- [What the task requires]
Set down all of the data that follows word for word, without the images.

● ● ● ●

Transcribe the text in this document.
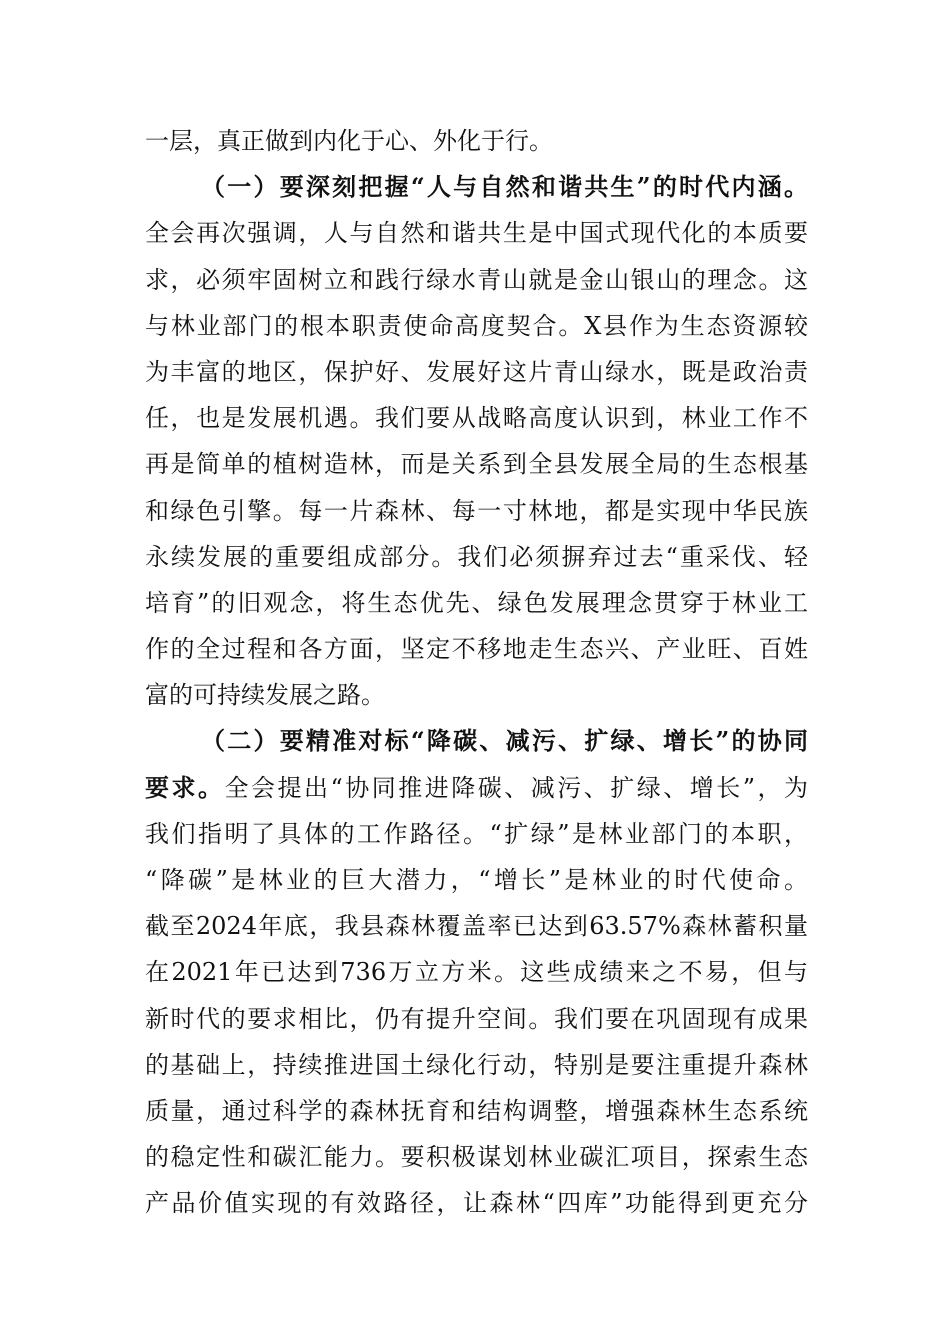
一层，真正做到内化于心、外化于行。
（一）要深刻把握“人与自然和谐共生”的时代内涵。
全会再次强调，人与自然和谐共生是中国式现代化的本质要
求，必须牢固树立和践行绿水青山就是金山银山的理念。这
与林业部门的根本职责使命高度契合。X县作为生态资源较
为丰富的地区，保护好、发展好这片青山绿水，既是政治责
任，也是发展机遇。我们要从战略高度认识到，林业工作不
再是简单的植树造林，而是关系到全县发展全局的生态根基
和绿色引擎。每一片森林、每一寸林地，都是实现中华民族
永续发展的重要组成部分。我们必须摒弃过去“重采伐、轻
培育”的旧观念，将生态优先、绿色发展理念贯穿于林业工
作的全过程和各方面，坚定不移地走生态兴、产业旺、百姓
富的可持续发展之路。
（二）要精准对标“降碳、减污、扩绿、增长”的协同
要求。全会提出“协同推进降碳、减污、扩绿、增长”，为
我们指明了具体的工作路径。“扩绿”是林业部门的本职，
“降碳”是林业的巨大潜力，“增长”是林业的时代使命。
截至2024年底，我县森林覆盖率已达到63.57%森林蓄积量
在2021年已达到736万立方米。这些成绩来之不易，但与
新时代的要求相比，仍有提升空间。我们要在巩固现有成果
的基础上，持续推进国土绿化行动，特别是要注重提升森林
质量，通过科学的森林抚育和结构调整，增强森林生态系统
的稳定性和碳汇能力。要积极谋划林业碳汇项目，探索生态
产品价值实现的有效路径，让森林“四库”功能得到更充分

● ● ● ●

- [Exercise result]
Transcribe the text in this document.
一层，真正做到内化于心、外化于行。
（一）要深刻把握“人与自然和谐共生”的时代内涵。
全会再次强调，人与自然和谐共生是中国式现代化的本质要
求，必须牢固树立和践行绿水青山就是金山银山的理念。这
与林业部门的根本职责使命高度契合。X县作为生态资源较
为丰富的地区，保护好、发展好这片青山绿水，既是政治责
任，也是发展机遇。我们要从战略高度认识到，林业工作不
再是简单的植树造林，而是关系到全县发展全局的生态根基
和绿色引擎。每一片森林、每一寸林地，都是实现中华民族
永续发展的重要组成部分。我们必须摒弃过去“重采伐、轻
培育”的旧观念，将生态优先、绿色发展理念贯穿于林业工
作的全过程和各方面，坚定不移地走生态兴、产业旺、百姓
富的可持续发展之路。
（二）要精准对标“降碳、减污、扩绿、增长”的协同
要求。全会提出“协同推进降碳、减污、扩绿、增长”，为
我们指明了具体的工作路径。“扩绿”是林业部门的本职，
“降碳”是林业的巨大潜力，“增长”是林业的时代使命。
截至2024年底，我县森林覆盖率已达到63.57%森林蓄积量
在2021年已达到736万立方米。这些成绩来之不易，但与
新时代的要求相比，仍有提升空间。我们要在巩固现有成果
的基础上，持续推进国土绿化行动，特别是要注重提升森林
质量，通过科学的森林抚育和结构调整，增强森林生态系统
的稳定性和碳汇能力。要积极谋划林业碳汇项目，探索生态
产品价值实现的有效路径，让森林“四库”功能得到更充分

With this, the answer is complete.